# Task details:
Transcribe the entries below exactly; leave every image out.

#### Provided records ####

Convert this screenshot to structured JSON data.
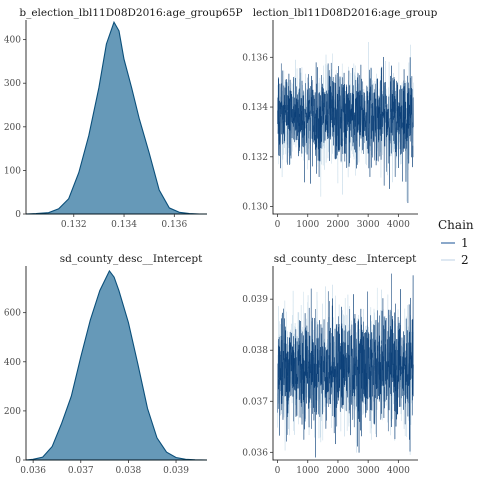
{
  "legend": {
    "title": "Chain",
    "items": [
      {
        "label": "1",
        "color": "#3e6fa6"
      },
      {
        "label": "2",
        "color": "#c7d9e8"
      }
    ]
  },
  "colors": {
    "density_fill": "#6699b8",
    "density_line": "#0b4f7a",
    "trace_chain1": "#0b3f78",
    "trace_chain2": "#c7dbe9"
  },
  "chart_data": [
    {
      "type": "area",
      "title": "b_election_lbl11D08D2016:age_group65P",
      "x_ticks": [
        "0.132",
        "0.134",
        "0.136"
      ],
      "x_tick_values": [
        0.132,
        0.134,
        0.136
      ],
      "y_ticks": [
        "0",
        "100",
        "200",
        "300",
        "400"
      ],
      "y_tick_values": [
        0,
        100,
        200,
        300,
        400
      ],
      "xlim": [
        0.1301,
        0.1373
      ],
      "ylim": [
        0,
        445
      ],
      "x": [
        0.1301,
        0.1305,
        0.131,
        0.1314,
        0.1318,
        0.1322,
        0.1326,
        0.133,
        0.1333,
        0.1336,
        0.1338,
        0.134,
        0.1343,
        0.1346,
        0.135,
        0.1354,
        0.1358,
        0.1362,
        0.1366,
        0.137,
        0.1373
      ],
      "y": [
        0,
        1,
        3,
        12,
        35,
        95,
        180,
        290,
        390,
        440,
        420,
        355,
        290,
        220,
        140,
        55,
        14,
        4,
        1,
        0,
        0
      ]
    },
    {
      "type": "line",
      "title": "lection_lbl11D08D2016:age_group",
      "x_ticks": [
        "0",
        "1000",
        "2000",
        "3000",
        "4000"
      ],
      "x_tick_values": [
        0,
        1000,
        2000,
        3000,
        4000
      ],
      "y_ticks": [
        "0.130",
        "0.132",
        "0.134",
        "0.136"
      ],
      "y_tick_values": [
        0.13,
        0.132,
        0.134,
        0.136
      ],
      "xlim": [
        -150,
        4650
      ],
      "ylim": [
        0.1297,
        0.1375
      ],
      "iterations": 4500,
      "series": [
        {
          "name": "1",
          "mean": 0.1336,
          "sd": 0.00092,
          "min": 0.1301,
          "max": 0.1372
        },
        {
          "name": "2",
          "mean": 0.1336,
          "sd": 0.00092,
          "min": 0.1302,
          "max": 0.137
        }
      ]
    },
    {
      "type": "area",
      "title": "sd_county_desc__Intercept",
      "x_ticks": [
        "0.036",
        "0.037",
        "0.038",
        "0.039"
      ],
      "x_tick_values": [
        0.036,
        0.037,
        0.038,
        0.039
      ],
      "y_ticks": [
        "0",
        "200",
        "400",
        "600"
      ],
      "y_tick_values": [
        0,
        200,
        400,
        600
      ],
      "xlim": [
        0.03585,
        0.03965
      ],
      "ylim": [
        0,
        790
      ],
      "x": [
        0.03585,
        0.036,
        0.0362,
        0.0364,
        0.0366,
        0.0368,
        0.037,
        0.0372,
        0.0374,
        0.0376,
        0.0377,
        0.0378,
        0.038,
        0.0382,
        0.0384,
        0.0386,
        0.0388,
        0.039,
        0.0392,
        0.0394,
        0.03965
      ],
      "y": [
        0,
        3,
        12,
        55,
        150,
        260,
        420,
        570,
        690,
        770,
        745,
        690,
        560,
        390,
        210,
        90,
        32,
        10,
        3,
        1,
        0
      ]
    },
    {
      "type": "line",
      "title": "sd_county_desc__Intercept",
      "x_ticks": [
        "0",
        "1000",
        "2000",
        "3000",
        "4000"
      ],
      "x_tick_values": [
        0,
        1000,
        2000,
        3000,
        4000
      ],
      "y_ticks": [
        "0.036",
        "0.037",
        "0.038",
        "0.039"
      ],
      "y_tick_values": [
        0.036,
        0.037,
        0.038,
        0.039
      ],
      "xlim": [
        -150,
        4650
      ],
      "ylim": [
        0.03585,
        0.03965
      ],
      "iterations": 4500,
      "series": [
        {
          "name": "1",
          "mean": 0.03765,
          "sd": 0.00055,
          "min": 0.0359,
          "max": 0.0395
        },
        {
          "name": "2",
          "mean": 0.03765,
          "sd": 0.00055,
          "min": 0.03595,
          "max": 0.0396
        }
      ]
    }
  ]
}
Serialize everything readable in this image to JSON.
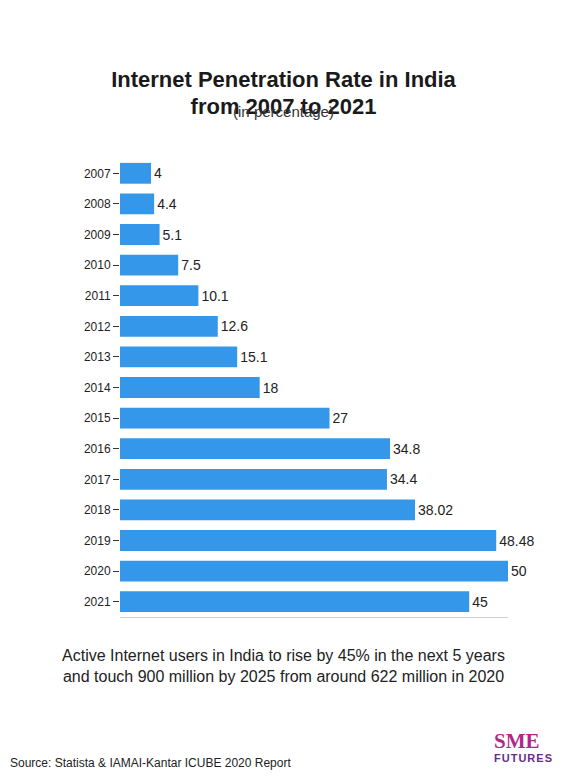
{
  "chart_data": {
    "type": "bar",
    "orientation": "horizontal",
    "title": "Internet Penetration Rate in India from 2007 to 2021",
    "subtitle": "(in percentage)",
    "categories": [
      "2007",
      "2008",
      "2009",
      "2010",
      "2011",
      "2012",
      "2013",
      "2014",
      "2015",
      "2016",
      "2017",
      "2018",
      "2019",
      "2020",
      "2021"
    ],
    "values": [
      4,
      4.4,
      5.1,
      7.5,
      10.1,
      12.6,
      15.1,
      18,
      27,
      34.8,
      34.4,
      38.02,
      48.48,
      50,
      45
    ],
    "color": "#3497e9",
    "xlim": [
      0,
      50
    ],
    "xticks": [],
    "tick_labels": "y",
    "data_labels": true,
    "grid": false,
    "annotations": [
      "Active Internet users in India to rise by 45% in the next 5 years and touch 900 million by 2025 from around 622 million in 2020"
    ],
    "source": "Source: Statista & IAMAI-Kantar ICUBE 2020 Report",
    "logo": [
      "SME",
      "FUTURES"
    ]
  }
}
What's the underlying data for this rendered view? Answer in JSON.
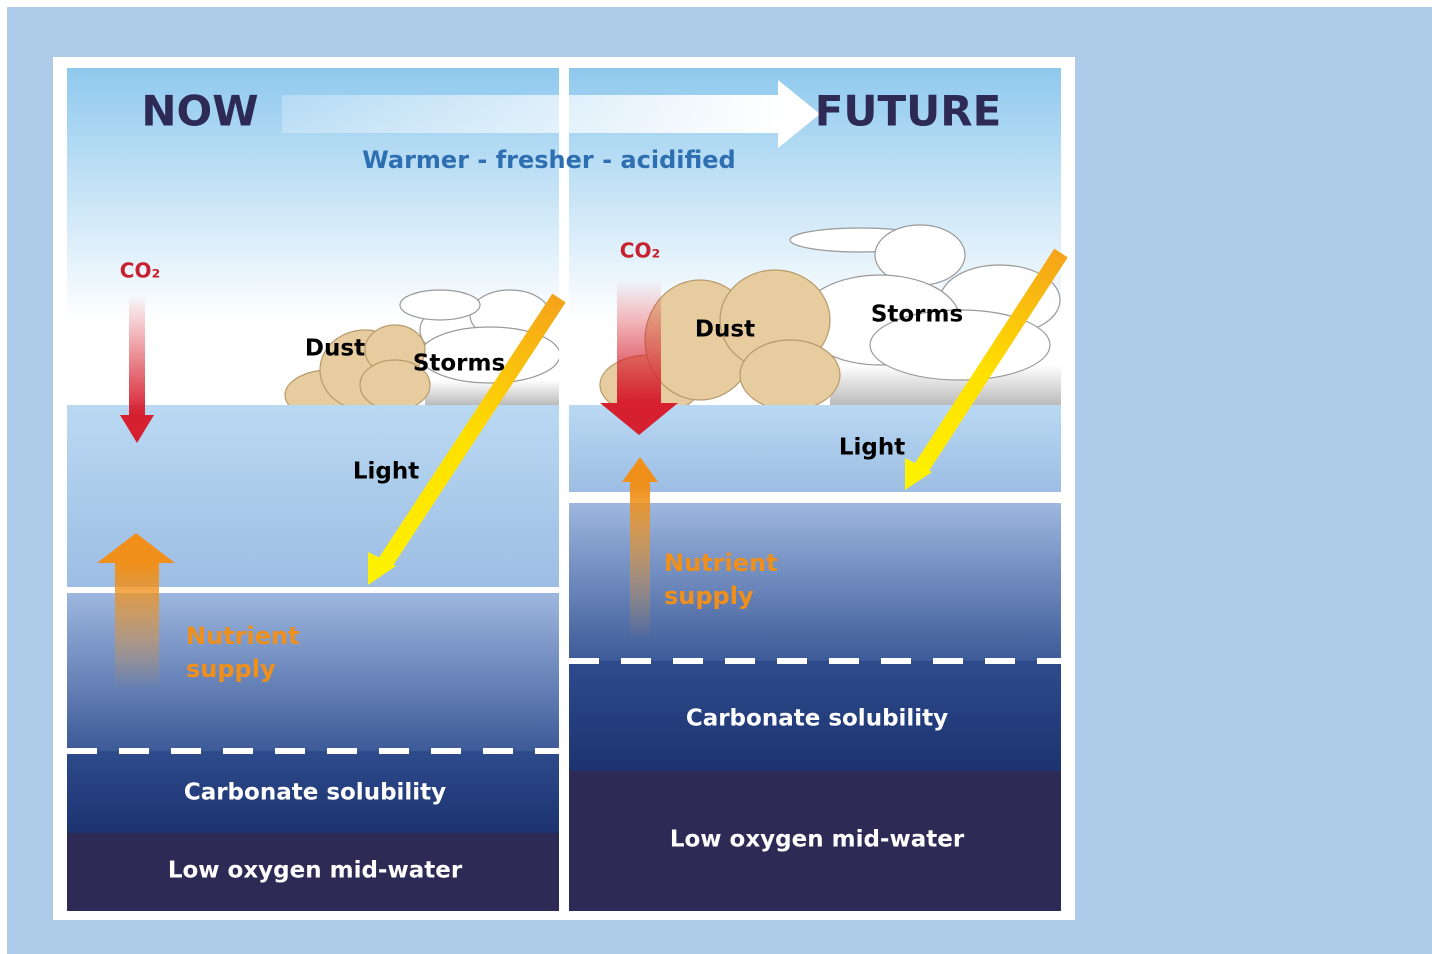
{
  "header": {
    "now": "NOW",
    "future": "FUTURE",
    "trend": "Warmer - fresher - acidified"
  },
  "panels": [
    {
      "co2": "CO₂",
      "dust": "Dust",
      "storms": "Storms",
      "light": "Light",
      "nutrient": [
        "Nutrient",
        "supply"
      ],
      "carbonate": "Carbonate solubility",
      "low_oxygen": "Low oxygen mid-water"
    },
    {
      "co2": "CO₂",
      "dust": "Dust",
      "storms": "Storms",
      "light": "Light",
      "nutrient": [
        "Nutrient",
        "supply"
      ],
      "carbonate": "Carbonate solubility",
      "low_oxygen": "Low oxygen mid-water"
    }
  ]
}
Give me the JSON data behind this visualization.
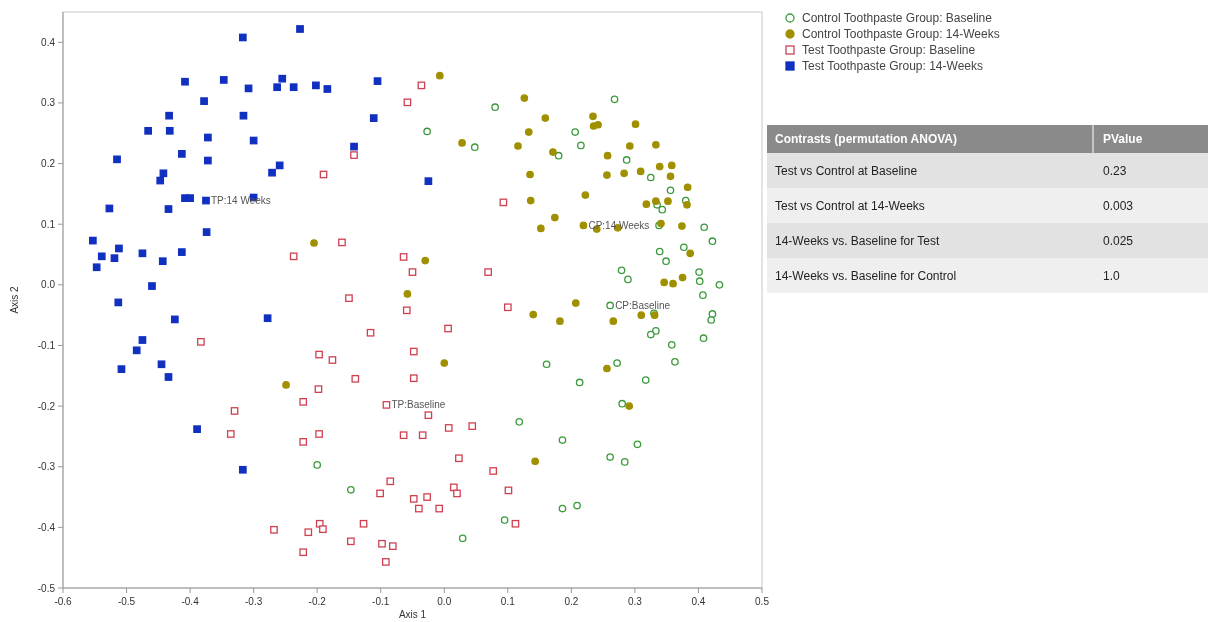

####

# Answer to the task:
Convert this screenshot to structured JSON data.
{
  "legend": {
    "title": "Chain",
    "items": [
      {
        "label": "1",
        "color": "#3e6fa6"
      },
      {
        "label": "2",
        "color": "#c7d9e8"
      }
    ]
  },
  "colors": {
    "density_fill": "#6699b8",
    "density_line": "#0b4f7a",
    "trace_chain1": "#0b3f78",
    "trace_chain2": "#c7dbe9"
  },
  "chart_data": [
    {
      "type": "area",
      "title": "b_election_lbl11D08D2016:age_group65P",
      "x_ticks": [
        "0.132",
        "0.134",
        "0.136"
      ],
      "x_tick_values": [
        0.132,
        0.134,
        0.136
      ],
      "y_ticks": [
        "0",
        "100",
        "200",
        "300",
        "400"
      ],
      "y_tick_values": [
        0,
        100,
        200,
        300,
        400
      ],
      "xlim": [
        0.1301,
        0.1373
      ],
      "ylim": [
        0,
        445
      ],
      "x": [
        0.1301,
        0.1305,
        0.131,
        0.1314,
        0.1318,
        0.1322,
        0.1326,
        0.133,
        0.1333,
        0.1336,
        0.1338,
        0.134,
        0.1343,
        0.1346,
        0.135,
        0.1354,
        0.1358,
        0.1362,
        0.1366,
        0.137,
        0.1373
      ],
      "y": [
        0,
        1,
        3,
        12,
        35,
        95,
        180,
        290,
        390,
        440,
        420,
        355,
        290,
        220,
        140,
        55,
        14,
        4,
        1,
        0,
        0
      ]
    },
    {
      "type": "line",
      "title": "lection_lbl11D08D2016:age_group",
      "x_ticks": [
        "0",
        "1000",
        "2000",
        "3000",
        "4000"
      ],
      "x_tick_values": [
        0,
        1000,
        2000,
        3000,
        4000
      ],
      "y_ticks": [
        "0.130",
        "0.132",
        "0.134",
        "0.136"
      ],
      "y_tick_values": [
        0.13,
        0.132,
        0.134,
        0.136
      ],
      "xlim": [
        -150,
        4650
      ],
      "ylim": [
        0.1297,
        0.1375
      ],
      "iterations": 4500,
      "series": [
        {
          "name": "1",
          "mean": 0.1336,
          "sd": 0.00092,
          "min": 0.1301,
          "max": 0.1372
        },
        {
          "name": "2",
          "mean": 0.1336,
          "sd": 0.00092,
          "min": 0.1302,
          "max": 0.137
        }
      ]
    },
    {
      "type": "area",
      "title": "sd_county_desc__Intercept",
      "x_ticks": [
        "0.036",
        "0.037",
        "0.038",
        "0.039"
      ],
      "x_tick_values": [
        0.036,
        0.037,
        0.038,
        0.039
      ],
      "y_ticks": [
        "0",
        "200",
        "400",
        "600"
      ],
      "y_tick_values": [
        0,
        200,
        400,
        600
      ],
      "xlim": [
        0.03585,
        0.03965
      ],
      "ylim": [
        0,
        790
      ],
      "x": [
        0.03585,
        0.036,
        0.0362,
        0.0364,
        0.0366,
        0.0368,
        0.037,
        0.0372,
        0.0374,
        0.0376,
        0.0377,
        0.0378,
        0.038,
        0.0382,
        0.0384,
        0.0386,
        0.0388,
        0.039,
        0.0392,
        0.0394,
        0.03965
      ],
      "y": [
        0,
        3,
        12,
        55,
        150,
        260,
        420,
        570,
        690,
        770,
        745,
        690,
        560,
        390,
        210,
        90,
        32,
        10,
        3,
        1,
        0
      ]
    },
    {
      "type": "line",
      "title": "sd_county_desc__Intercept",
      "x_ticks": [
        "0",
        "1000",
        "2000",
        "3000",
        "4000"
      ],
      "x_tick_values": [
        0,
        1000,
        2000,
        3000,
        4000
      ],
      "y_ticks": [
        "0.036",
        "0.037",
        "0.038",
        "0.039"
      ],
      "y_tick_values": [
        0.036,
        0.037,
        0.038,
        0.039
      ],
      "xlim": [
        -150,
        4650
      ],
      "ylim": [
        0.03585,
        0.03965
      ],
      "iterations": 4500,
      "series": [
        {
          "name": "1",
          "mean": 0.03765,
          "sd": 0.00055,
          "min": 0.0359,
          "max": 0.0395
        },
        {
          "name": "2",
          "mean": 0.03765,
          "sd": 0.00055,
          "min": 0.03595,
          "max": 0.0396
        }
      ]
    }
  ]
}
Serialize everything readable in this image to JSON.
{
  "chart_data": {
    "type": "bar",
    "orientation": "horizontal",
    "title": "Internet Penetration Rate in India from 2007 to 2021",
    "subtitle": "(in percentage)",
    "categories": [
      "2007",
      "2008",
      "2009",
      "2010",
      "2011",
      "2012",
      "2013",
      "2014",
      "2015",
      "2016",
      "2017",
      "2018",
      "2019",
      "2020",
      "2021"
    ],
    "values": [
      4,
      4.4,
      5.1,
      7.5,
      10.1,
      12.6,
      15.1,
      18,
      27,
      34.8,
      34.4,
      38.02,
      48.48,
      50,
      45
    ],
    "color": "#3497e9",
    "xlim": [
      0,
      50
    ],
    "xticks": [],
    "tick_labels": "y",
    "data_labels": true,
    "grid": false,
    "annotations": [
      "Active Internet users in India to rise by 45% in the next 5 years and touch 900 million by 2025 from around 622 million in 2020"
    ],
    "source": "Source: Statista & IAMAI-Kantar ICUBE 2020 Report",
    "logo": [
      "SME",
      "FUTURES"
    ]
  }
}
What's the underlying data for this rendered view? Answer in JSON.
{
  "header": {
    "now": "NOW",
    "future": "FUTURE",
    "trend": "Warmer - fresher - acidified"
  },
  "panels": [
    {
      "co2": "CO₂",
      "dust": "Dust",
      "storms": "Storms",
      "light": "Light",
      "nutrient": [
        "Nutrient",
        "supply"
      ],
      "carbonate": "Carbonate solubility",
      "low_oxygen": "Low oxygen mid-water"
    },
    {
      "co2": "CO₂",
      "dust": "Dust",
      "storms": "Storms",
      "light": "Light",
      "nutrient": [
        "Nutrient",
        "supply"
      ],
      "carbonate": "Carbonate solubility",
      "low_oxygen": "Low oxygen mid-water"
    }
  ]
}
Give me the JSON data behind this visualization.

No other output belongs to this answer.